#### [INPUT ROWS]
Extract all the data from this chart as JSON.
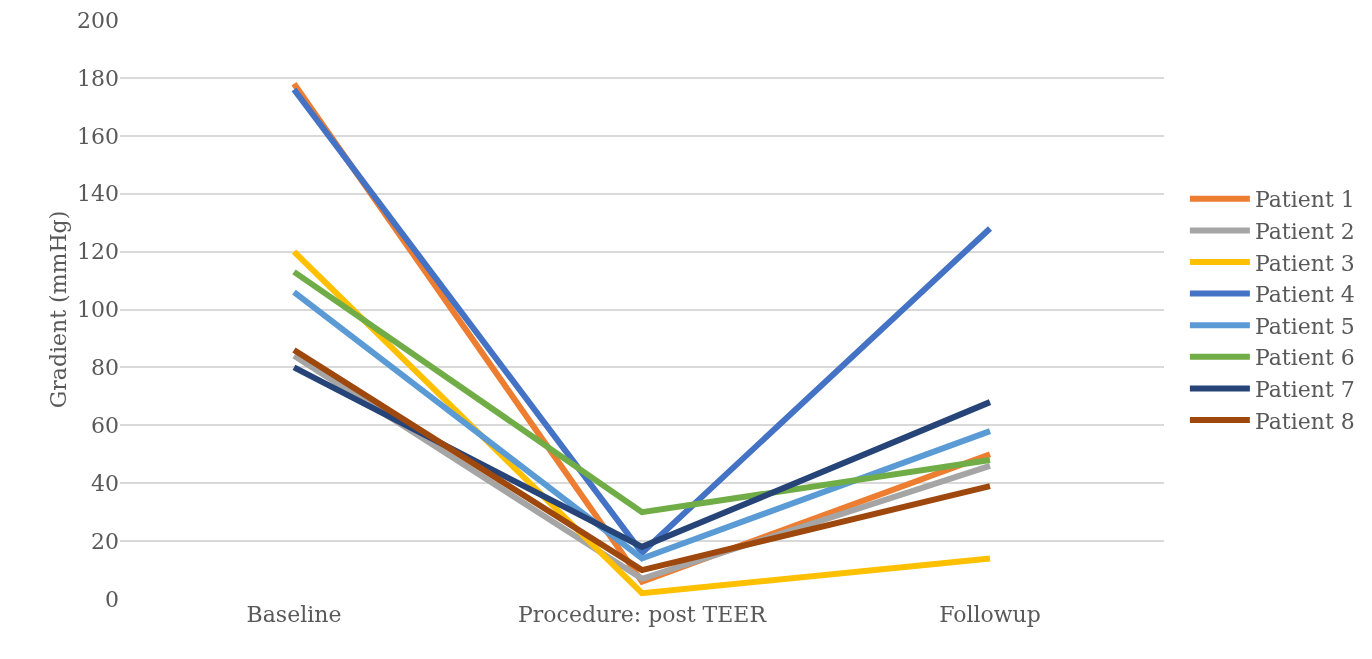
{
  "chart_data": {
    "type": "line",
    "ylabel": "Gradient (mmHg)",
    "categories": [
      "Baseline",
      "Procedure: post TEER",
      "Followup"
    ],
    "ylim": [
      0,
      200
    ],
    "yticks": [
      0,
      20,
      40,
      60,
      80,
      100,
      120,
      140,
      160,
      180,
      200
    ],
    "grid": "y",
    "legend": "right",
    "marker": "none",
    "line_style": "solid",
    "series": [
      {
        "name": "Patient 1",
        "color": "#ed7d31",
        "values": [
          178,
          6,
          50
        ]
      },
      {
        "name": "Patient 2",
        "color": "#a5a5a5",
        "values": [
          84,
          7,
          46
        ]
      },
      {
        "name": "Patient 3",
        "color": "#ffc000",
        "values": [
          120,
          2,
          14
        ]
      },
      {
        "name": "Patient 4",
        "color": "#4472c4",
        "values": [
          176,
          16,
          128
        ]
      },
      {
        "name": "Patient 5",
        "color": "#5b9bd5",
        "values": [
          106,
          14,
          58
        ]
      },
      {
        "name": "Patient 6",
        "color": "#70ad47",
        "values": [
          113,
          30,
          48
        ]
      },
      {
        "name": "Patient 7",
        "color": "#264478",
        "values": [
          80,
          18,
          68
        ]
      },
      {
        "name": "Patient 8",
        "color": "#9e480e",
        "values": [
          86,
          10,
          39
        ]
      }
    ]
  }
}
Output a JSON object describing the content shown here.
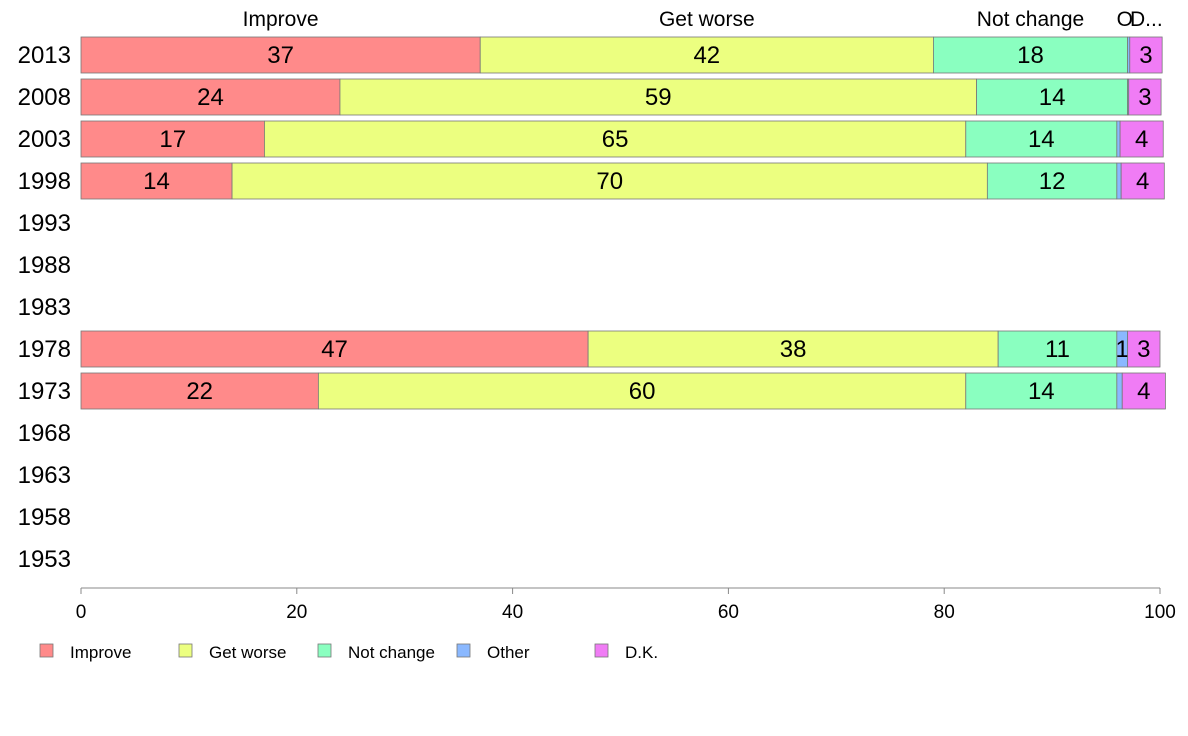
{
  "chart_data": {
    "type": "bar",
    "orientation": "horizontal",
    "stacked": true,
    "categories": [
      "2013",
      "2008",
      "2003",
      "1998",
      "1993",
      "1988",
      "1983",
      "1978",
      "1973",
      "1968",
      "1963",
      "1958",
      "1953"
    ],
    "series": [
      {
        "name": "Improve",
        "color": "#ff8a8a",
        "values": [
          37,
          24,
          17,
          14,
          null,
          null,
          null,
          47,
          22,
          null,
          null,
          null,
          null
        ]
      },
      {
        "name": "Get worse",
        "color": "#ecff80",
        "values": [
          42,
          59,
          65,
          70,
          null,
          null,
          null,
          38,
          60,
          null,
          null,
          null,
          null
        ]
      },
      {
        "name": "Not change",
        "color": "#8affc0",
        "values": [
          18,
          14,
          14,
          12,
          null,
          null,
          null,
          11,
          14,
          null,
          null,
          null,
          null
        ]
      },
      {
        "name": "Other",
        "color": "#8ab8ff",
        "values": [
          0.2,
          0.1,
          0.3,
          0.4,
          null,
          null,
          null,
          1,
          0.5,
          null,
          null,
          null,
          null
        ]
      },
      {
        "name": "D.K.",
        "color": "#f07cf5",
        "values": [
          3,
          3,
          4,
          4,
          null,
          null,
          null,
          3,
          4,
          null,
          null,
          null,
          null
        ]
      }
    ],
    "segment_labels": [
      [
        "37",
        "42",
        "18",
        "",
        "3"
      ],
      [
        "24",
        "59",
        "14",
        "",
        "3"
      ],
      [
        "17",
        "65",
        "14",
        "",
        "4"
      ],
      [
        "14",
        "70",
        "12",
        "",
        "4"
      ],
      [
        "",
        "",
        "",
        "",
        ""
      ],
      [
        "",
        "",
        "",
        "",
        ""
      ],
      [
        "",
        "",
        "",
        "",
        ""
      ],
      [
        "47",
        "38",
        "11",
        "1",
        "3"
      ],
      [
        "22",
        "60",
        "14",
        "",
        "4"
      ],
      [
        "",
        "",
        "",
        "",
        ""
      ],
      [
        "",
        "",
        "",
        "",
        ""
      ],
      [
        "",
        "",
        "",
        "",
        ""
      ],
      [
        "",
        "",
        "",
        "",
        ""
      ]
    ],
    "top_headers": [
      "Improve",
      "Get worse",
      "Not change",
      "O",
      "D..."
    ],
    "xlim": [
      0,
      100
    ],
    "xticks": [
      0,
      20,
      40,
      60,
      80,
      100
    ],
    "legend": {
      "position": "bottom-left",
      "entries": [
        "Improve",
        "Get worse",
        "Not change",
        "Other",
        "D.K."
      ]
    },
    "title": "",
    "xlabel": "",
    "ylabel": ""
  }
}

#### [PROBLEM DESCRIPTION]
Write the records out again in full, exactly, and skip every picture.

#### [WRITTEN RESPONSE]
Extract all the data from this chart as JSON.
{
  "chart_data": {
    "type": "line",
    "ylabel": "Gradient (mmHg)",
    "categories": [
      "Baseline",
      "Procedure: post TEER",
      "Followup"
    ],
    "ylim": [
      0,
      200
    ],
    "yticks": [
      0,
      20,
      40,
      60,
      80,
      100,
      120,
      140,
      160,
      180,
      200
    ],
    "grid": "y",
    "legend": "right",
    "marker": "none",
    "line_style": "solid",
    "series": [
      {
        "name": "Patient 1",
        "color": "#ed7d31",
        "values": [
          178,
          6,
          50
        ]
      },
      {
        "name": "Patient 2",
        "color": "#a5a5a5",
        "values": [
          84,
          7,
          46
        ]
      },
      {
        "name": "Patient 3",
        "color": "#ffc000",
        "values": [
          120,
          2,
          14
        ]
      },
      {
        "name": "Patient 4",
        "color": "#4472c4",
        "values": [
          176,
          16,
          128
        ]
      },
      {
        "name": "Patient 5",
        "color": "#5b9bd5",
        "values": [
          106,
          14,
          58
        ]
      },
      {
        "name": "Patient 6",
        "color": "#70ad47",
        "values": [
          113,
          30,
          48
        ]
      },
      {
        "name": "Patient 7",
        "color": "#264478",
        "values": [
          80,
          18,
          68
        ]
      },
      {
        "name": "Patient 8",
        "color": "#9e480e",
        "values": [
          86,
          10,
          39
        ]
      }
    ]
  }
}
Output a JSON object describing the content shown here.
{
  "chart_data": {
    "type": "bar",
    "orientation": "horizontal",
    "stacked": true,
    "categories": [
      "2013",
      "2008",
      "2003",
      "1998",
      "1993",
      "1988",
      "1983",
      "1978",
      "1973",
      "1968",
      "1963",
      "1958",
      "1953"
    ],
    "series": [
      {
        "name": "Improve",
        "color": "#ff8a8a",
        "values": [
          37,
          24,
          17,
          14,
          null,
          null,
          null,
          47,
          22,
          null,
          null,
          null,
          null
        ]
      },
      {
        "name": "Get worse",
        "color": "#ecff80",
        "values": [
          42,
          59,
          65,
          70,
          null,
          null,
          null,
          38,
          60,
          null,
          null,
          null,
          null
        ]
      },
      {
        "name": "Not change",
        "color": "#8affc0",
        "values": [
          18,
          14,
          14,
          12,
          null,
          null,
          null,
          11,
          14,
          null,
          null,
          null,
          null
        ]
      },
      {
        "name": "Other",
        "color": "#8ab8ff",
        "values": [
          0.2,
          0.1,
          0.3,
          0.4,
          null,
          null,
          null,
          1,
          0.5,
          null,
          null,
          null,
          null
        ]
      },
      {
        "name": "D.K.",
        "color": "#f07cf5",
        "values": [
          3,
          3,
          4,
          4,
          null,
          null,
          null,
          3,
          4,
          null,
          null,
          null,
          null
        ]
      }
    ],
    "segment_labels": [
      [
        "37",
        "42",
        "18",
        "",
        "3"
      ],
      [
        "24",
        "59",
        "14",
        "",
        "3"
      ],
      [
        "17",
        "65",
        "14",
        "",
        "4"
      ],
      [
        "14",
        "70",
        "12",
        "",
        "4"
      ],
      [
        "",
        "",
        "",
        "",
        ""
      ],
      [
        "",
        "",
        "",
        "",
        ""
      ],
      [
        "",
        "",
        "",
        "",
        ""
      ],
      [
        "47",
        "38",
        "11",
        "1",
        "3"
      ],
      [
        "22",
        "60",
        "14",
        "",
        "4"
      ],
      [
        "",
        "",
        "",
        "",
        ""
      ],
      [
        "",
        "",
        "",
        "",
        ""
      ],
      [
        "",
        "",
        "",
        "",
        ""
      ],
      [
        "",
        "",
        "",
        "",
        ""
      ]
    ],
    "top_headers": [
      "Improve",
      "Get worse",
      "Not change",
      "O",
      "D..."
    ],
    "xlim": [
      0,
      100
    ],
    "xticks": [
      0,
      20,
      40,
      60,
      80,
      100
    ],
    "legend": {
      "position": "bottom-left",
      "entries": [
        "Improve",
        "Get worse",
        "Not change",
        "Other",
        "D.K."
      ]
    },
    "title": "",
    "xlabel": "",
    "ylabel": ""
  }
}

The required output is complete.